Set the following entries down again exactly, line by line.
***** GIVEN DATA
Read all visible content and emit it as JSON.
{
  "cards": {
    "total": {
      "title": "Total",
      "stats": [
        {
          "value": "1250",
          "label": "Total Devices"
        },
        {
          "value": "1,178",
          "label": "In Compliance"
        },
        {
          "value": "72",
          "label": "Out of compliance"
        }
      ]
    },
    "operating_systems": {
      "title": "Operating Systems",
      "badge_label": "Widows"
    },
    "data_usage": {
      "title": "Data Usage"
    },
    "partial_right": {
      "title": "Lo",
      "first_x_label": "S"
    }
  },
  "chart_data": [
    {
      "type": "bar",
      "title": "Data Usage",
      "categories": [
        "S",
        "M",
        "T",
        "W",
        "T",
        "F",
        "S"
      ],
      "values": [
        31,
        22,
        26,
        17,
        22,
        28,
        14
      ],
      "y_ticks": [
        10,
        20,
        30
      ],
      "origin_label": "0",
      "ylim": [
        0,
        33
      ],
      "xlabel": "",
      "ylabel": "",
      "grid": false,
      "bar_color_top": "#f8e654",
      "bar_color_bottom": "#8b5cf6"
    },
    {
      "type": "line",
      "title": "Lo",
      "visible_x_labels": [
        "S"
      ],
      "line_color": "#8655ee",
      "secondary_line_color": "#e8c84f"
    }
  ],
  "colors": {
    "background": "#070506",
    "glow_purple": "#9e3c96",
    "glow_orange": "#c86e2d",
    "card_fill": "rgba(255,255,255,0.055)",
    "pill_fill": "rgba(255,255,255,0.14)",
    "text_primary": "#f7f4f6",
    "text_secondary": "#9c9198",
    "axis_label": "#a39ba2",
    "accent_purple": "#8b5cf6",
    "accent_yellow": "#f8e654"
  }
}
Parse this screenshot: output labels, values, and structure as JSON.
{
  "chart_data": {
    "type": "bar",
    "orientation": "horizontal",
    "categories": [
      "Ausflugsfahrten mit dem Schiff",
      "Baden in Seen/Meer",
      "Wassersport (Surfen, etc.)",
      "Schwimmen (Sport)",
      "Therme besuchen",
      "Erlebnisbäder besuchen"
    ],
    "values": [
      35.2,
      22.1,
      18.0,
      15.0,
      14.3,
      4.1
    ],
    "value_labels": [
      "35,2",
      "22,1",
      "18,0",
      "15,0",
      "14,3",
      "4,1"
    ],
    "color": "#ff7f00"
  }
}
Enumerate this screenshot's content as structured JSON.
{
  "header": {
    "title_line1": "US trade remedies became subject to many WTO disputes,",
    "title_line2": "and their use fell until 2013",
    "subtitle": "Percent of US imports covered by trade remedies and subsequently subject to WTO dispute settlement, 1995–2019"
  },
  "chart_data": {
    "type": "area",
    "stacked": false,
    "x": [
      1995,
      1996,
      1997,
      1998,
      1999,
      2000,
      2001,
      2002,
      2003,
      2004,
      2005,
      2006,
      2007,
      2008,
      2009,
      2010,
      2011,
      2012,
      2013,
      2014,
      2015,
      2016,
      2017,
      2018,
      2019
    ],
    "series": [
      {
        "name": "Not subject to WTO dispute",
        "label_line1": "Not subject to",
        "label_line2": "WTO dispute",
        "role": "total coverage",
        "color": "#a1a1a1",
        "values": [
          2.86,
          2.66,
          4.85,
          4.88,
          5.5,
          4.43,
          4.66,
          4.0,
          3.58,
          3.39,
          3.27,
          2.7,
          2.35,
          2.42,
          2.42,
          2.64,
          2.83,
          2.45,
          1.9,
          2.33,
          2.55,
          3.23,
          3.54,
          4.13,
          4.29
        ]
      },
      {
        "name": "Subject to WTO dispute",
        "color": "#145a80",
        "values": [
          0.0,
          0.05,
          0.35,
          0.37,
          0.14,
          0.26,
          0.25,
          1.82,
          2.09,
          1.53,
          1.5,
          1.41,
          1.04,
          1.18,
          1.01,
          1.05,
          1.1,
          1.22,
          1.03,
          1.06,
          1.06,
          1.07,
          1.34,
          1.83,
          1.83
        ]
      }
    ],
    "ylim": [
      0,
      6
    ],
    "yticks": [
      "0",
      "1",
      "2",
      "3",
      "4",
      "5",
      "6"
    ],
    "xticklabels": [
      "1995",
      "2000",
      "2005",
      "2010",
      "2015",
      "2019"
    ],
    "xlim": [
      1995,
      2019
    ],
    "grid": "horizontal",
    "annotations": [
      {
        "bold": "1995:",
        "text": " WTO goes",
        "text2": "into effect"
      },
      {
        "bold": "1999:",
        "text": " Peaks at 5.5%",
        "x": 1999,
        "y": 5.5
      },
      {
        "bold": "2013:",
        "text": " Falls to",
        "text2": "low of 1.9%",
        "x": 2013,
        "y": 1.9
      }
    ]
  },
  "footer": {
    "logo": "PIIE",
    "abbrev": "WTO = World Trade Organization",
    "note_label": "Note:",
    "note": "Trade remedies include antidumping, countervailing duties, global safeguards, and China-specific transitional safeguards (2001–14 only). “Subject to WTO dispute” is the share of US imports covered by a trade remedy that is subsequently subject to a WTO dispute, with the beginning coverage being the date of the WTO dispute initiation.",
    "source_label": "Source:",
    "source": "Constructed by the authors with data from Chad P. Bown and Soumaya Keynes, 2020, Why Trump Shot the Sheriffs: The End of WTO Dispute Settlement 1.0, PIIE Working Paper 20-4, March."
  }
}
**********
◆ SOLVED EXERCISE
Read all visible content and emit it as JSON.
{
  "cards": {
    "total": {
      "title": "Total",
      "stats": [
        {
          "value": "1250",
          "label": "Total Devices"
        },
        {
          "value": "1,178",
          "label": "In Compliance"
        },
        {
          "value": "72",
          "label": "Out of compliance"
        }
      ]
    },
    "operating_systems": {
      "title": "Operating Systems",
      "badge_label": "Widows"
    },
    "data_usage": {
      "title": "Data Usage"
    },
    "partial_right": {
      "title": "Lo",
      "first_x_label": "S"
    }
  },
  "chart_data": [
    {
      "type": "bar",
      "title": "Data Usage",
      "categories": [
        "S",
        "M",
        "T",
        "W",
        "T",
        "F",
        "S"
      ],
      "values": [
        31,
        22,
        26,
        17,
        22,
        28,
        14
      ],
      "y_ticks": [
        10,
        20,
        30
      ],
      "origin_label": "0",
      "ylim": [
        0,
        33
      ],
      "xlabel": "",
      "ylabel": "",
      "grid": false,
      "bar_color_top": "#f8e654",
      "bar_color_bottom": "#8b5cf6"
    },
    {
      "type": "line",
      "title": "Lo",
      "visible_x_labels": [
        "S"
      ],
      "line_color": "#8655ee",
      "secondary_line_color": "#e8c84f"
    }
  ],
  "colors": {
    "background": "#070506",
    "glow_purple": "#9e3c96",
    "glow_orange": "#c86e2d",
    "card_fill": "rgba(255,255,255,0.055)",
    "pill_fill": "rgba(255,255,255,0.14)",
    "text_primary": "#f7f4f6",
    "text_secondary": "#9c9198",
    "axis_label": "#a39ba2",
    "accent_purple": "#8b5cf6",
    "accent_yellow": "#f8e654"
  }
}
Parse this screenshot: output labels, values, and structure as JSON.
{
  "chart_data": {
    "type": "bar",
    "orientation": "horizontal",
    "categories": [
      "Ausflugsfahrten mit dem Schiff",
      "Baden in Seen/Meer",
      "Wassersport (Surfen, etc.)",
      "Schwimmen (Sport)",
      "Therme besuchen",
      "Erlebnisbäder besuchen"
    ],
    "values": [
      35.2,
      22.1,
      18.0,
      15.0,
      14.3,
      4.1
    ],
    "value_labels": [
      "35,2",
      "22,1",
      "18,0",
      "15,0",
      "14,3",
      "4,1"
    ],
    "color": "#ff7f00"
  }
}
Enumerate this screenshot's content as structured JSON.
{
  "header": {
    "title_line1": "US trade remedies became subject to many WTO disputes,",
    "title_line2": "and their use fell until 2013",
    "subtitle": "Percent of US imports covered by trade remedies and subsequently subject to WTO dispute settlement, 1995–2019"
  },
  "chart_data": {
    "type": "area",
    "stacked": false,
    "x": [
      1995,
      1996,
      1997,
      1998,
      1999,
      2000,
      2001,
      2002,
      2003,
      2004,
      2005,
      2006,
      2007,
      2008,
      2009,
      2010,
      2011,
      2012,
      2013,
      2014,
      2015,
      2016,
      2017,
      2018,
      2019
    ],
    "series": [
      {
        "name": "Not subject to WTO dispute",
        "label_line1": "Not subject to",
        "label_line2": "WTO dispute",
        "role": "total coverage",
        "color": "#a1a1a1",
        "values": [
          2.86,
          2.66,
          4.85,
          4.88,
          5.5,
          4.43,
          4.66,
          4.0,
          3.58,
          3.39,
          3.27,
          2.7,
          2.35,
          2.42,
          2.42,
          2.64,
          2.83,
          2.45,
          1.9,
          2.33,
          2.55,
          3.23,
          3.54,
          4.13,
          4.29
        ]
      },
      {
        "name": "Subject to WTO dispute",
        "color": "#145a80",
        "values": [
          0.0,
          0.05,
          0.35,
          0.37,
          0.14,
          0.26,
          0.25,
          1.82,
          2.09,
          1.53,
          1.5,
          1.41,
          1.04,
          1.18,
          1.01,
          1.05,
          1.1,
          1.22,
          1.03,
          1.06,
          1.06,
          1.07,
          1.34,
          1.83,
          1.83
        ]
      }
    ],
    "ylim": [
      0,
      6
    ],
    "yticks": [
      "0",
      "1",
      "2",
      "3",
      "4",
      "5",
      "6"
    ],
    "xticklabels": [
      "1995",
      "2000",
      "2005",
      "2010",
      "2015",
      "2019"
    ],
    "xlim": [
      1995,
      2019
    ],
    "grid": "horizontal",
    "annotations": [
      {
        "bold": "1995:",
        "text": " WTO goes",
        "text2": "into effect"
      },
      {
        "bold": "1999:",
        "text": " Peaks at 5.5%",
        "x": 1999,
        "y": 5.5
      },
      {
        "bold": "2013:",
        "text": " Falls to",
        "text2": "low of 1.9%",
        "x": 2013,
        "y": 1.9
      }
    ]
  },
  "footer": {
    "logo": "PIIE",
    "abbrev": "WTO = World Trade Organization",
    "note_label": "Note:",
    "note": "Trade remedies include antidumping, countervailing duties, global safeguards, and China-specific transitional safeguards (2001–14 only). “Subject to WTO dispute” is the share of US imports covered by a trade remedy that is subsequently subject to a WTO dispute, with the beginning coverage being the date of the WTO dispute initiation.",
    "source_label": "Source:",
    "source": "Constructed by the authors with data from Chad P. Bown and Soumaya Keynes, 2020, Why Trump Shot the Sheriffs: The End of WTO Dispute Settlement 1.0, PIIE Working Paper 20-4, March."
  }
}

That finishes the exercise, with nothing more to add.